Which lines contain the string "Local"? Please list every one of them.
*** The data
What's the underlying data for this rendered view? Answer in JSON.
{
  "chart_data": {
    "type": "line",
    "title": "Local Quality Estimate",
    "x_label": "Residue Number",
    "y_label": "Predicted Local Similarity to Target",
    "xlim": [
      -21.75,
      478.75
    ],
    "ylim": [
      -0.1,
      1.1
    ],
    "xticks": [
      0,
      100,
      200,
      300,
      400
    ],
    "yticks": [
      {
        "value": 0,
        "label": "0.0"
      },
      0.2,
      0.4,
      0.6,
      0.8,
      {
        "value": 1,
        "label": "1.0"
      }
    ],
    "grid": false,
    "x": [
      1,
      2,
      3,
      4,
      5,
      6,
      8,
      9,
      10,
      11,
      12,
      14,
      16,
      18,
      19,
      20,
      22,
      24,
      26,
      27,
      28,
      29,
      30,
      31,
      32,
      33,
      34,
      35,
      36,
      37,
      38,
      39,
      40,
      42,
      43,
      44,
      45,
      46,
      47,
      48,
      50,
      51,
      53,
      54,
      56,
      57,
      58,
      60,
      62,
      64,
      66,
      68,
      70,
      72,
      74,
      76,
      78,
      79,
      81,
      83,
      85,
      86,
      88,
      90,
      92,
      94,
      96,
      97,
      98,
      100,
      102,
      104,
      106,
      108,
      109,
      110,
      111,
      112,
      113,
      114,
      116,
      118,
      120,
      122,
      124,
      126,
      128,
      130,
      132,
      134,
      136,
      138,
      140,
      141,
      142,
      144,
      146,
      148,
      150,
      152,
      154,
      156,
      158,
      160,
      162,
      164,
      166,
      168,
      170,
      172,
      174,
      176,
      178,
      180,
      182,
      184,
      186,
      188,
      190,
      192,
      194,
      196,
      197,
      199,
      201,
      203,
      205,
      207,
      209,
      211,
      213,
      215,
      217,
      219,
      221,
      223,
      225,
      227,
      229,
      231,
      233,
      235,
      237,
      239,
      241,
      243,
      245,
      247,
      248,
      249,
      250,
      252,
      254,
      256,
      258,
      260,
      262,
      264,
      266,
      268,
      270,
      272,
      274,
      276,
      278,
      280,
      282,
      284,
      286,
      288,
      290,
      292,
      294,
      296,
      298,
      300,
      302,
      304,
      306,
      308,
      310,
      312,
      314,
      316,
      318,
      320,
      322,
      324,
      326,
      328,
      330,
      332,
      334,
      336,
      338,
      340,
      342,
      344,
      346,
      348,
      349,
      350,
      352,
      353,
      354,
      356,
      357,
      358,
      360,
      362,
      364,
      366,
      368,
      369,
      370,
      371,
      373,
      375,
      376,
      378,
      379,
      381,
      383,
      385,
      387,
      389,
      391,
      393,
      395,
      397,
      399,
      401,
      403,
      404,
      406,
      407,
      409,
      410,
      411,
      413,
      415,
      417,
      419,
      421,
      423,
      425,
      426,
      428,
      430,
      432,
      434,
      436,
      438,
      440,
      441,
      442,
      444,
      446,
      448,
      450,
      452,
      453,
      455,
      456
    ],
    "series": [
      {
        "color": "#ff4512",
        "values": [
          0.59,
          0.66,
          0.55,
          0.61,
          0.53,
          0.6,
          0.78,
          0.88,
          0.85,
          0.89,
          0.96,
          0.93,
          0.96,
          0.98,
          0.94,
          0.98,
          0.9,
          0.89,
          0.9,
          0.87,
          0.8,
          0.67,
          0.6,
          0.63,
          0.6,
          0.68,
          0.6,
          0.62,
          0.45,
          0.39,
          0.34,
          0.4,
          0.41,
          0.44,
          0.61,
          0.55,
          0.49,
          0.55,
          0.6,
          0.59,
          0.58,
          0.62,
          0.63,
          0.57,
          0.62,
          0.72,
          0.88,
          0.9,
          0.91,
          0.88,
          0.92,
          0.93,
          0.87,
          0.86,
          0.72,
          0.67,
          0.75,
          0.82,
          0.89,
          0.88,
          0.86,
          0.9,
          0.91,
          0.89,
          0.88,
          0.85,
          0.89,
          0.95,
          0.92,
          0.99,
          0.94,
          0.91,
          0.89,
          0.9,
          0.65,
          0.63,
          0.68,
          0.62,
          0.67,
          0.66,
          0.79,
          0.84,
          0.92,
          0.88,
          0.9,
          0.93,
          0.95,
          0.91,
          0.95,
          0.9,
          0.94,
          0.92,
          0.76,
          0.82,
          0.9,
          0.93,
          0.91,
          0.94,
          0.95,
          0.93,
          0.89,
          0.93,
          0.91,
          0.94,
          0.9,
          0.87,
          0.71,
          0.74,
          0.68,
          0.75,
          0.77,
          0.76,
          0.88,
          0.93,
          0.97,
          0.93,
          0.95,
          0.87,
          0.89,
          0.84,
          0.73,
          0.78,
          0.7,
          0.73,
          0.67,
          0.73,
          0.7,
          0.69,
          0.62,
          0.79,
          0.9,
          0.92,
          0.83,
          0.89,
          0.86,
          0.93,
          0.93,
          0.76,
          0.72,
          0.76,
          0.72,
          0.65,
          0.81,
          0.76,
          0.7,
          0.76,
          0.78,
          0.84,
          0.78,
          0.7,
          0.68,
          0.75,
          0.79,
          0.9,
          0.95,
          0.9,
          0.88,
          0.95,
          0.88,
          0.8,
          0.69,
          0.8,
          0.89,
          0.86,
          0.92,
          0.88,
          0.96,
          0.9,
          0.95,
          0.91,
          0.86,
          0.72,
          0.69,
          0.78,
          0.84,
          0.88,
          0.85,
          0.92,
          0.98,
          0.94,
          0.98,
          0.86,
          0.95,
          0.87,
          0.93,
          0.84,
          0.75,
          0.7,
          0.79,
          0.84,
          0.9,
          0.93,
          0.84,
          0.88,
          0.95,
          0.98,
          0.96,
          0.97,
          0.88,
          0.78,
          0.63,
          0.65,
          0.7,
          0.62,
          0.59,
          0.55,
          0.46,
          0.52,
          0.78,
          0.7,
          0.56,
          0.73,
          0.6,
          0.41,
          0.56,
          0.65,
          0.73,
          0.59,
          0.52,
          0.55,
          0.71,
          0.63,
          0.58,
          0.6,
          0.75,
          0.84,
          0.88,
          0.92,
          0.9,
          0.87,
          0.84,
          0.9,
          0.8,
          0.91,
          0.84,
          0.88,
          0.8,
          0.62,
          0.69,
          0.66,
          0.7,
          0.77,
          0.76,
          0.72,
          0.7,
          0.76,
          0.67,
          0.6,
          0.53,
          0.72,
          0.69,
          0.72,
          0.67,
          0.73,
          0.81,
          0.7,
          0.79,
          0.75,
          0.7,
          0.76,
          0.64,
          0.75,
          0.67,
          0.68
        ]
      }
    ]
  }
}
******
◆ Finished task
    "title": "Local Quality Estimate",
    "y_label": "Predicted Local Similarity to Target",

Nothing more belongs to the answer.